What is being asked
Identify the lines that contain the word "客户编码", then copy them.

Stored data entries:
_ _ _ _ _ _ _

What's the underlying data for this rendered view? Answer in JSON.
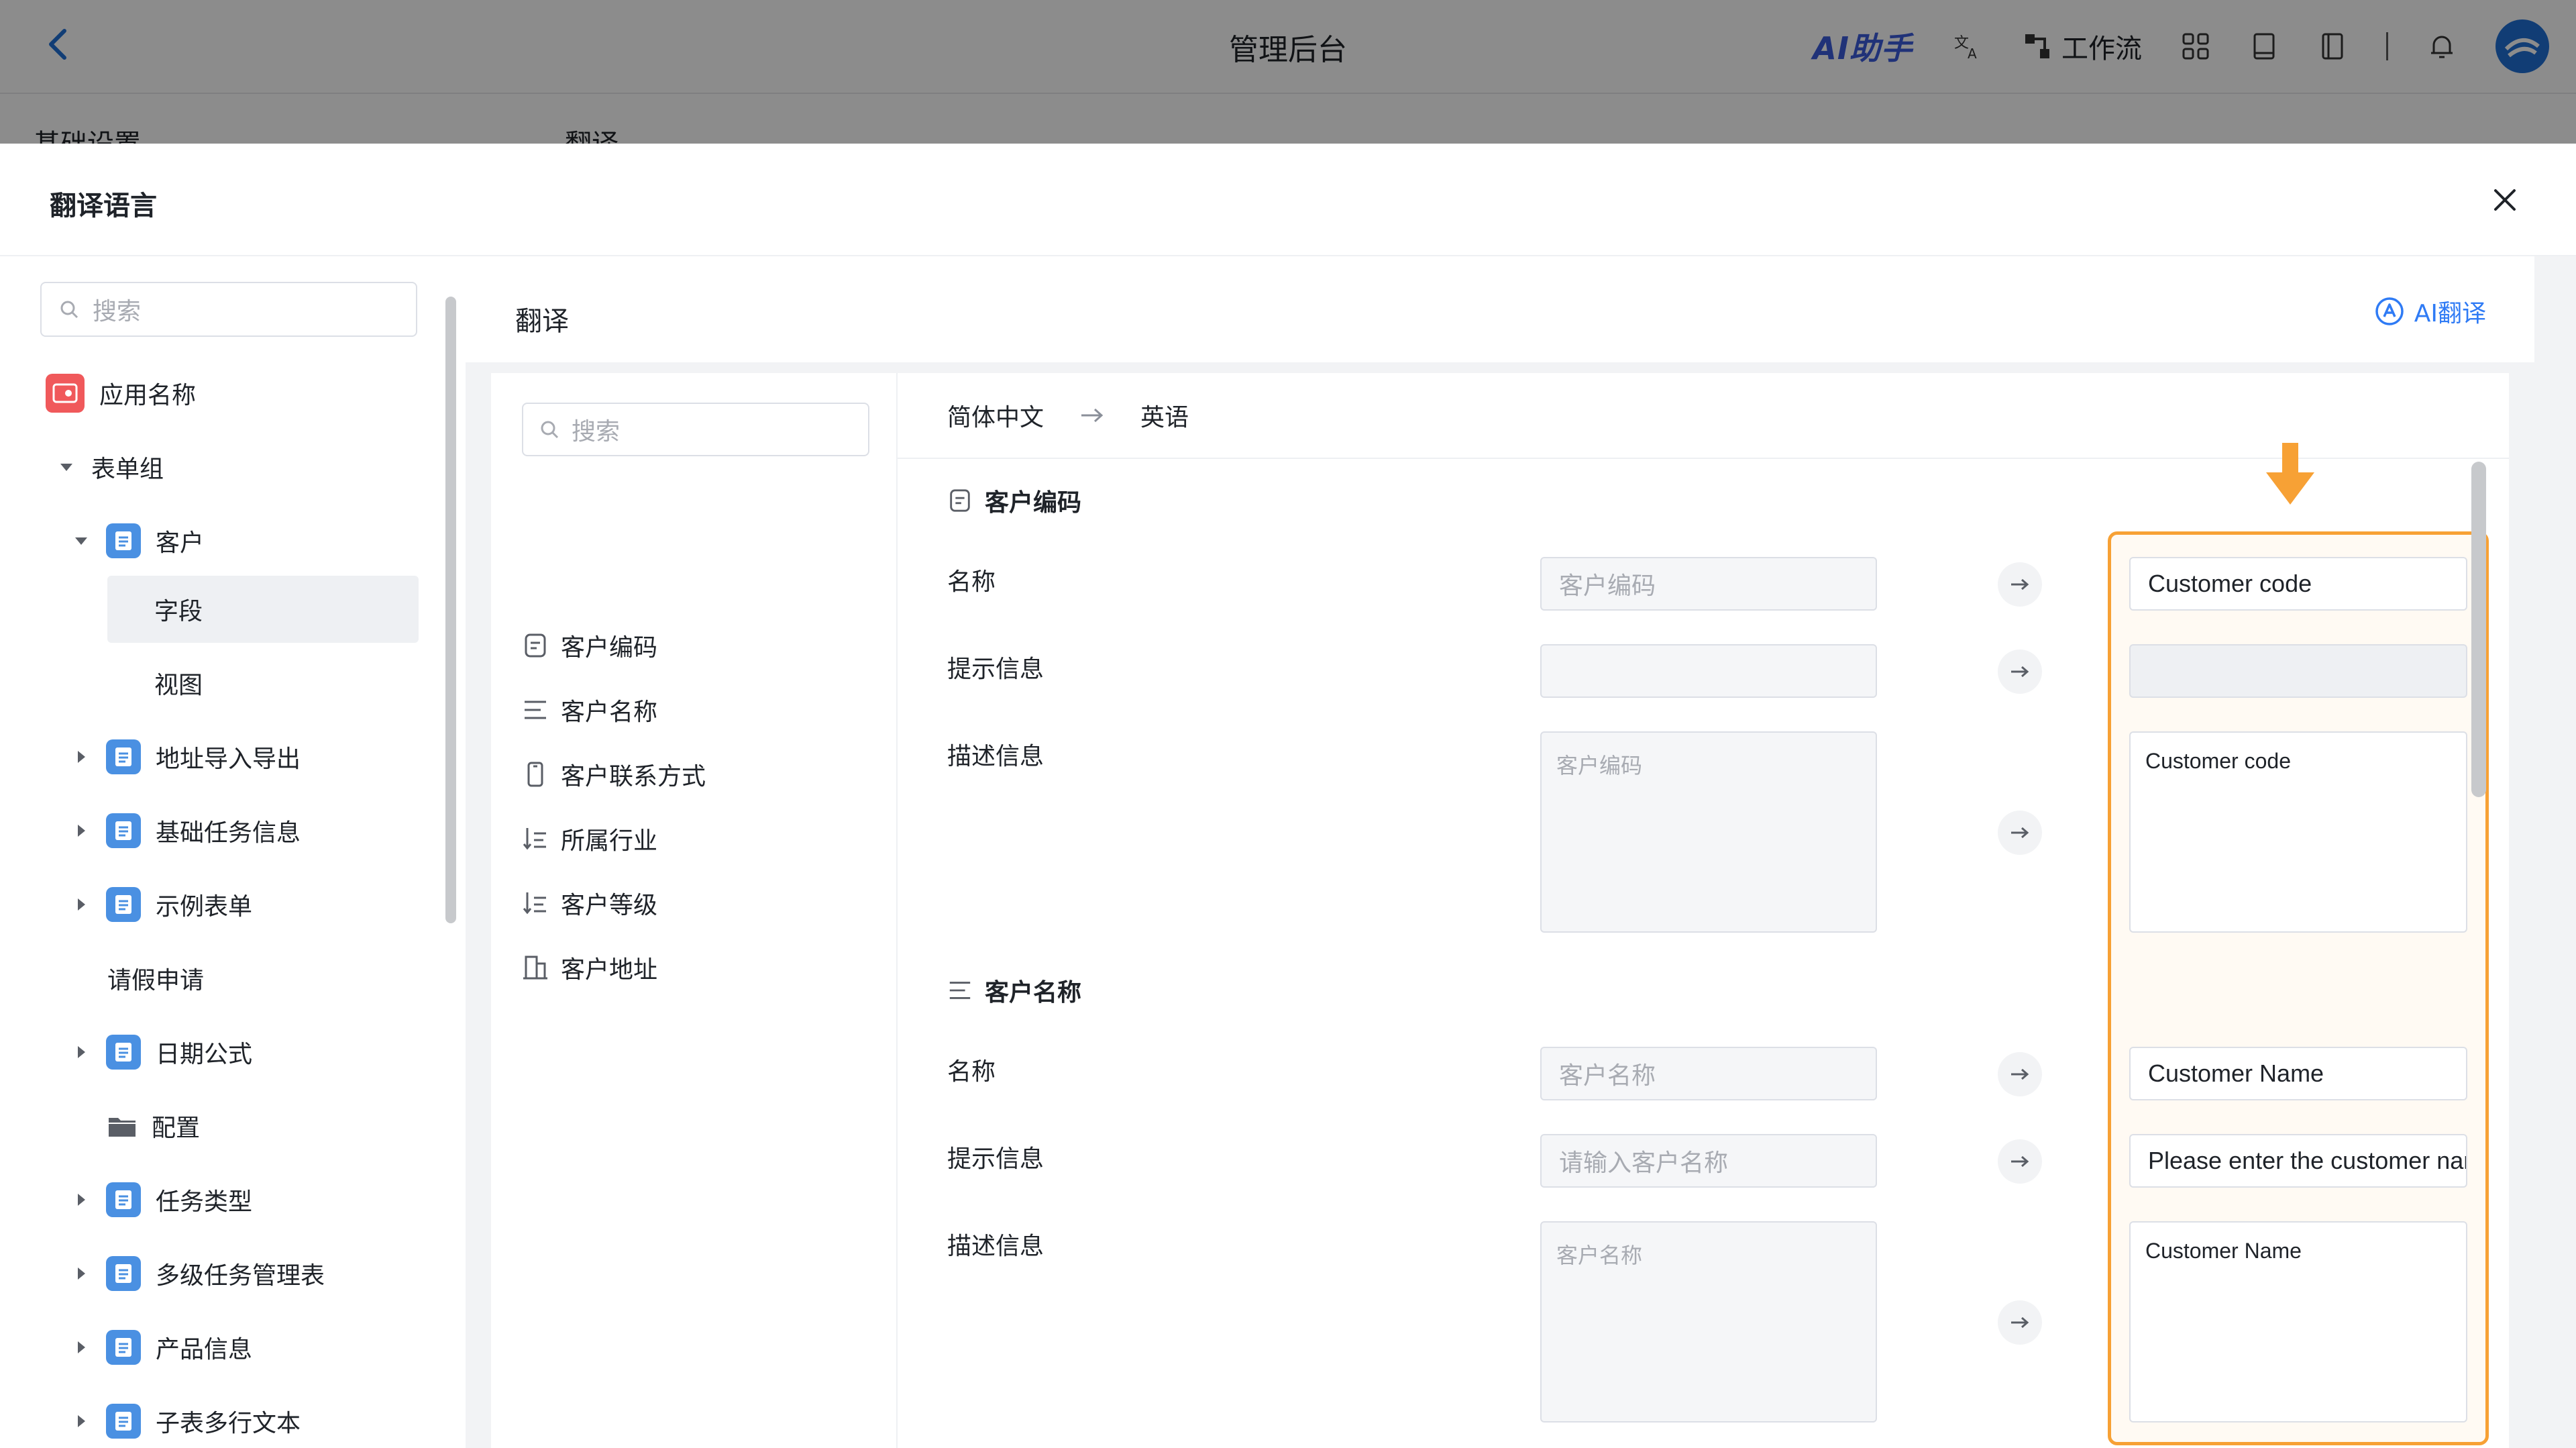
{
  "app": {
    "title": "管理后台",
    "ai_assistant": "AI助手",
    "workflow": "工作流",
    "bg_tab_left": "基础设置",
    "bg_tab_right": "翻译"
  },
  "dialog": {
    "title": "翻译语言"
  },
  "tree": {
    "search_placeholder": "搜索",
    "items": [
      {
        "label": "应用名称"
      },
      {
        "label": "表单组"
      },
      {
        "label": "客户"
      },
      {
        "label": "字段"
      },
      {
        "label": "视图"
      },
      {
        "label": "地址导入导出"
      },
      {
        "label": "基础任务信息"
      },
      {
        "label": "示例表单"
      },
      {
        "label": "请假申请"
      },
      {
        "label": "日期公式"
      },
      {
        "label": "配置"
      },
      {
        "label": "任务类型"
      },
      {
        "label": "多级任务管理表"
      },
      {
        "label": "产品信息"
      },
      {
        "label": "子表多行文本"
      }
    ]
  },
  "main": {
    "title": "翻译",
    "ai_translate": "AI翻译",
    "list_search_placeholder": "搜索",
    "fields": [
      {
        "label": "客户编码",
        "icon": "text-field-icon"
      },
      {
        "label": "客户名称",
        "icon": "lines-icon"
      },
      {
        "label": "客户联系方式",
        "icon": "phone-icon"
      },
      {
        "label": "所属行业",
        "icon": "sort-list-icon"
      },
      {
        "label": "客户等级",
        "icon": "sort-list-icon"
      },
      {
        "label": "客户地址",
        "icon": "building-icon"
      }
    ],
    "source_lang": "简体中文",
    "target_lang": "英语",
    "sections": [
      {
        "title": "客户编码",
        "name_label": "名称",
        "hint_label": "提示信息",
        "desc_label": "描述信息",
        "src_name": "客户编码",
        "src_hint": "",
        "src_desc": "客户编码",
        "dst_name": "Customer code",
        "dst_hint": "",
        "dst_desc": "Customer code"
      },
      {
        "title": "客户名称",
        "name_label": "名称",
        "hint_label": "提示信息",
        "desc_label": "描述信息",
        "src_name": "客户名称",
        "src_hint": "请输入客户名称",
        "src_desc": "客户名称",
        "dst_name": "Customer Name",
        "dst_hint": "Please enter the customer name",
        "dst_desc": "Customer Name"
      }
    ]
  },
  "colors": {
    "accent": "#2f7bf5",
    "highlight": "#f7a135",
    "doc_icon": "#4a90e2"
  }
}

_ _ _ _ _ _ _

Output for this exercise
        "label": "客户编码",
        "title": "客户编码",
        "src_name": "客户编码",
        "src_desc": "客户编码",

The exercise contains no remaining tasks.